REQUIREMENTS: Print the complete set of entries exactly.

====================

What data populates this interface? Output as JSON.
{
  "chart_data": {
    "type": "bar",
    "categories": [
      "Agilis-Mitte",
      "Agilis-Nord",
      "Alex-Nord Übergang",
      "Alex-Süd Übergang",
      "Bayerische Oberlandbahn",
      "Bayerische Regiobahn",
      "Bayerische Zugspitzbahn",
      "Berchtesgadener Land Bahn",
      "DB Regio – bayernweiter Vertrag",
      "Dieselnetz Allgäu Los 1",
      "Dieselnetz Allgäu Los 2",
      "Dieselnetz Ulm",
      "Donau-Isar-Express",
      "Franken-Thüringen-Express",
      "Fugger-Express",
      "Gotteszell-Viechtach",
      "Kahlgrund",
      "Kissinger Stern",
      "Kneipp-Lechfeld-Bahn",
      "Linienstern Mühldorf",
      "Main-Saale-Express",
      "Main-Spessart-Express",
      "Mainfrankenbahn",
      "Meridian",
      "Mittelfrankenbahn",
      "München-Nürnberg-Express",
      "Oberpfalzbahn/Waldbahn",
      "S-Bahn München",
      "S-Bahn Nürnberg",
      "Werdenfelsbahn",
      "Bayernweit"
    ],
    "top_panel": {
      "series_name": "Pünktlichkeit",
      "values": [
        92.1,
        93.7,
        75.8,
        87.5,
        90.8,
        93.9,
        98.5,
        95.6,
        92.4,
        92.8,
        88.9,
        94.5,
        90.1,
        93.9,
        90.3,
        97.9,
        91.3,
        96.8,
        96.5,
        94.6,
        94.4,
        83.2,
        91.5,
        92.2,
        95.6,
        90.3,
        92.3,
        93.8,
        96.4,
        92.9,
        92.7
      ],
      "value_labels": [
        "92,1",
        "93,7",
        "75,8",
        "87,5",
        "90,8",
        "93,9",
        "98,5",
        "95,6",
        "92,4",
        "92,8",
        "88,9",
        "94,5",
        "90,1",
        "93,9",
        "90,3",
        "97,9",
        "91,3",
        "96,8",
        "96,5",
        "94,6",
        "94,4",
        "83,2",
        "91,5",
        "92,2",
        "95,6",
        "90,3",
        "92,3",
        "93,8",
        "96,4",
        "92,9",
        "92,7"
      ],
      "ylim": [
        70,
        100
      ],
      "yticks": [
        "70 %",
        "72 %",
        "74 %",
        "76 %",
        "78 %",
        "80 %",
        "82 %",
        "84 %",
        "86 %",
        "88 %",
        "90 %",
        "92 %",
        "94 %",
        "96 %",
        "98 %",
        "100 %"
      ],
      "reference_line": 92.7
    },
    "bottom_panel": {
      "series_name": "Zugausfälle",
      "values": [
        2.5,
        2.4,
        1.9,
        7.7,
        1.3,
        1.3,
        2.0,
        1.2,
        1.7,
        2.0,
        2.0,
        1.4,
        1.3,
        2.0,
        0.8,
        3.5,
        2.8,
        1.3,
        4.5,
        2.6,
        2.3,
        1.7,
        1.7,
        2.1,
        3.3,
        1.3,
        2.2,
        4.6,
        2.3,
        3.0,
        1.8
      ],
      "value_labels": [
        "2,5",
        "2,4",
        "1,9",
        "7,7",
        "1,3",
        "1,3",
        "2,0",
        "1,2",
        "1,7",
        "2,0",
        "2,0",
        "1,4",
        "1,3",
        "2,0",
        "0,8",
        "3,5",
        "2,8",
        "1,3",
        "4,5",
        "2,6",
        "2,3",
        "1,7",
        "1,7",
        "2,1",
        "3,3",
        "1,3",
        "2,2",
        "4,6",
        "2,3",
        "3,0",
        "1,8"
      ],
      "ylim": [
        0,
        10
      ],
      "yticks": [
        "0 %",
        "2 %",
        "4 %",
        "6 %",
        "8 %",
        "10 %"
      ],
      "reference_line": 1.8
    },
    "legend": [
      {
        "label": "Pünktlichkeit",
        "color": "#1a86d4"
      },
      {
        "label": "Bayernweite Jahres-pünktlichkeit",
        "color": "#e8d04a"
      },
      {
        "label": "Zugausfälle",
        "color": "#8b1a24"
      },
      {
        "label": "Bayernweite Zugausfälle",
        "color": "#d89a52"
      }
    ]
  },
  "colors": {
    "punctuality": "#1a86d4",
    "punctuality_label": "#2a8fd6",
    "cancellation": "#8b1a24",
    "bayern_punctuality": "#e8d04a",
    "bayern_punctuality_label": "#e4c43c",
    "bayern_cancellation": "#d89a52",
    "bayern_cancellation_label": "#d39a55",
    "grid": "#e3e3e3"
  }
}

====================

REPLY TO THE EXERCISE:
What data populates this interface? Output as JSON.
{
  "chart_data": {
    "type": "bar",
    "categories": [
      "Agilis-Mitte",
      "Agilis-Nord",
      "Alex-Nord Übergang",
      "Alex-Süd Übergang",
      "Bayerische Oberlandbahn",
      "Bayerische Regiobahn",
      "Bayerische Zugspitzbahn",
      "Berchtesgadener Land Bahn",
      "DB Regio – bayernweiter Vertrag",
      "Dieselnetz Allgäu Los 1",
      "Dieselnetz Allgäu Los 2",
      "Dieselnetz Ulm",
      "Donau-Isar-Express",
      "Franken-Thüringen-Express",
      "Fugger-Express",
      "Gotteszell-Viechtach",
      "Kahlgrund",
      "Kissinger Stern",
      "Kneipp-Lechfeld-Bahn",
      "Linienstern Mühldorf",
      "Main-Saale-Express",
      "Main-Spessart-Express",
      "Mainfrankenbahn",
      "Meridian",
      "Mittelfrankenbahn",
      "München-Nürnberg-Express",
      "Oberpfalzbahn/Waldbahn",
      "S-Bahn München",
      "S-Bahn Nürnberg",
      "Werdenfelsbahn",
      "Bayernweit"
    ],
    "top_panel": {
      "series_name": "Pünktlichkeit",
      "values": [
        92.1,
        93.7,
        75.8,
        87.5,
        90.8,
        93.9,
        98.5,
        95.6,
        92.4,
        92.8,
        88.9,
        94.5,
        90.1,
        93.9,
        90.3,
        97.9,
        91.3,
        96.8,
        96.5,
        94.6,
        94.4,
        83.2,
        91.5,
        92.2,
        95.6,
        90.3,
        92.3,
        93.8,
        96.4,
        92.9,
        92.7
      ],
      "value_labels": [
        "92,1",
        "93,7",
        "75,8",
        "87,5",
        "90,8",
        "93,9",
        "98,5",
        "95,6",
        "92,4",
        "92,8",
        "88,9",
        "94,5",
        "90,1",
        "93,9",
        "90,3",
        "97,9",
        "91,3",
        "96,8",
        "96,5",
        "94,6",
        "94,4",
        "83,2",
        "91,5",
        "92,2",
        "95,6",
        "90,3",
        "92,3",
        "93,8",
        "96,4",
        "92,9",
        "92,7"
      ],
      "ylim": [
        70,
        100
      ],
      "yticks": [
        "70 %",
        "72 %",
        "74 %",
        "76 %",
        "78 %",
        "80 %",
        "82 %",
        "84 %",
        "86 %",
        "88 %",
        "90 %",
        "92 %",
        "94 %",
        "96 %",
        "98 %",
        "100 %"
      ],
      "reference_line": 92.7
    },
    "bottom_panel": {
      "series_name": "Zugausfälle",
      "values": [
        2.5,
        2.4,
        1.9,
        7.7,
        1.3,
        1.3,
        2.0,
        1.2,
        1.7,
        2.0,
        2.0,
        1.4,
        1.3,
        2.0,
        0.8,
        3.5,
        2.8,
        1.3,
        4.5,
        2.6,
        2.3,
        1.7,
        1.7,
        2.1,
        3.3,
        1.3,
        2.2,
        4.6,
        2.3,
        3.0,
        1.8
      ],
      "value_labels": [
        "2,5",
        "2,4",
        "1,9",
        "7,7",
        "1,3",
        "1,3",
        "2,0",
        "1,2",
        "1,7",
        "2,0",
        "2,0",
        "1,4",
        "1,3",
        "2,0",
        "0,8",
        "3,5",
        "2,8",
        "1,3",
        "4,5",
        "2,6",
        "2,3",
        "1,7",
        "1,7",
        "2,1",
        "3,3",
        "1,3",
        "2,2",
        "4,6",
        "2,3",
        "3,0",
        "1,8"
      ],
      "ylim": [
        0,
        10
      ],
      "yticks": [
        "0 %",
        "2 %",
        "4 %",
        "6 %",
        "8 %",
        "10 %"
      ],
      "reference_line": 1.8
    },
    "legend": [
      {
        "label": "Pünktlichkeit",
        "color": "#1a86d4"
      },
      {
        "label": "Bayernweite Jahres-pünktlichkeit",
        "color": "#e8d04a"
      },
      {
        "label": "Zugausfälle",
        "color": "#8b1a24"
      },
      {
        "label": "Bayernweite Zugausfälle",
        "color": "#d89a52"
      }
    ]
  },
  "colors": {
    "punctuality": "#1a86d4",
    "punctuality_label": "#2a8fd6",
    "cancellation": "#8b1a24",
    "bayern_punctuality": "#e8d04a",
    "bayern_punctuality_label": "#e4c43c",
    "bayern_cancellation": "#d89a52",
    "bayern_cancellation_label": "#d39a55",
    "grid": "#e3e3e3"
  }
}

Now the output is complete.